What you have to do: Look through the material below for "rospotrebnadzor". Copy every line that contains it.

Dataset items:

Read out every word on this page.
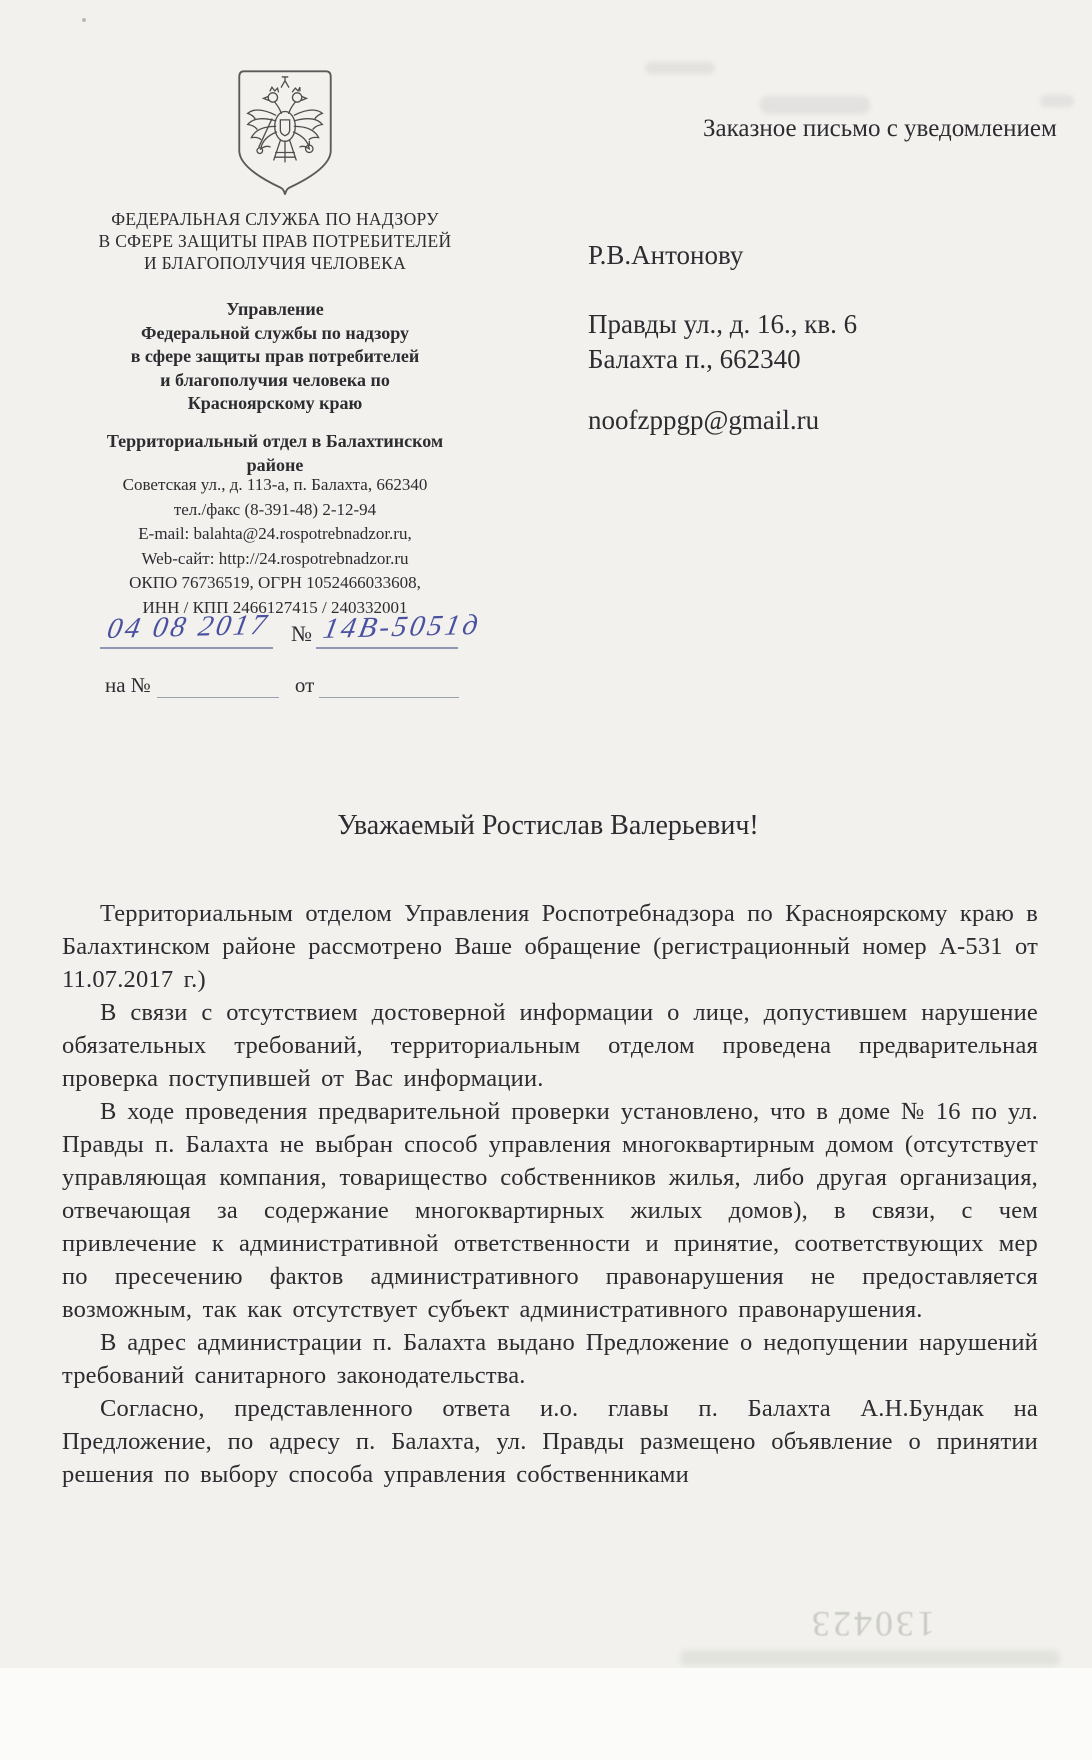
ФЕДЕРАЛЬНАЯ СЛУЖБА ПО НАДЗОРУ
В СФЕРЕ ЗАЩИТЫ ПРАВ ПОТРЕБИТЕЛЕЙ
И БЛАГОПОЛУЧИЯ ЧЕЛОВЕКА
Управление
Федеральной службы по надзору
в сфере защиты прав потребителей
и благополучия человека по
Красноярскому краю
Территориальный отдел в Балахтинском
районе
Советская ул., д. 113-а, п. Балахта, 662340
тел./факс (8-391-48) 2-12-94
E-mail: balahta@24.rospotrebnadzor.ru,
Web-сайт: http://24.rospotrebnadzor.ru
ОКПО 76736519, ОГРН 1052466033608,
ИНН / КПП 2466127415 / 240332001
04 08 2017 № 14В-5051д
на №	от
Заказное письмо с уведомлением
Р.В.Антонову
Правды ул., д. 16., кв. 6
Балахта п., 662340
noofzppgp@gmail.ru
Уважаемый Ростислав Валерьевич!

Территориальным отделом Управления Роспотребнадзора по Красноярскому краю в Балахтинском районе рассмотрено Ваше обращение (регистрационный номер А-531 от 11.07.2017 г.)

В связи с отсутствием достоверной информации о лице, допустившем нарушение обязательных требований, территориальным отделом проведена предварительная проверка поступившей от Вас информации.

В ходе проведения предварительной проверки установлено, что в доме № 16 по ул. Правды п. Балахта не выбран способ управления многоквартирным домом (отсутствует управляющая компания, товарищество собственников жилья, либо другая организация, отвечающая за содержание многоквартирных жилых домов), в связи, с чем привлечение к административной ответственности и принятие, соответствующих мер по пресечению фактов административного правонарушения не предоставляется возможным, так как отсутствует субъект административного правонарушения.

В адрес администрации п. Балахта выдано Предложение о недопущении нарушений требований санитарного законодательства.

Согласно, представленного ответа и.о. главы п. Балахта А.Н.Бундак на Предложение, по адресу п. Балахта, ул. Правды размещено объявление о принятии решения по выбору способа управления собственниками

130423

Result of this exercise:
E-mail: balahta@24.rospotrebnadzor.ru,
Web-сайт: http://24.rospotrebnadzor.ru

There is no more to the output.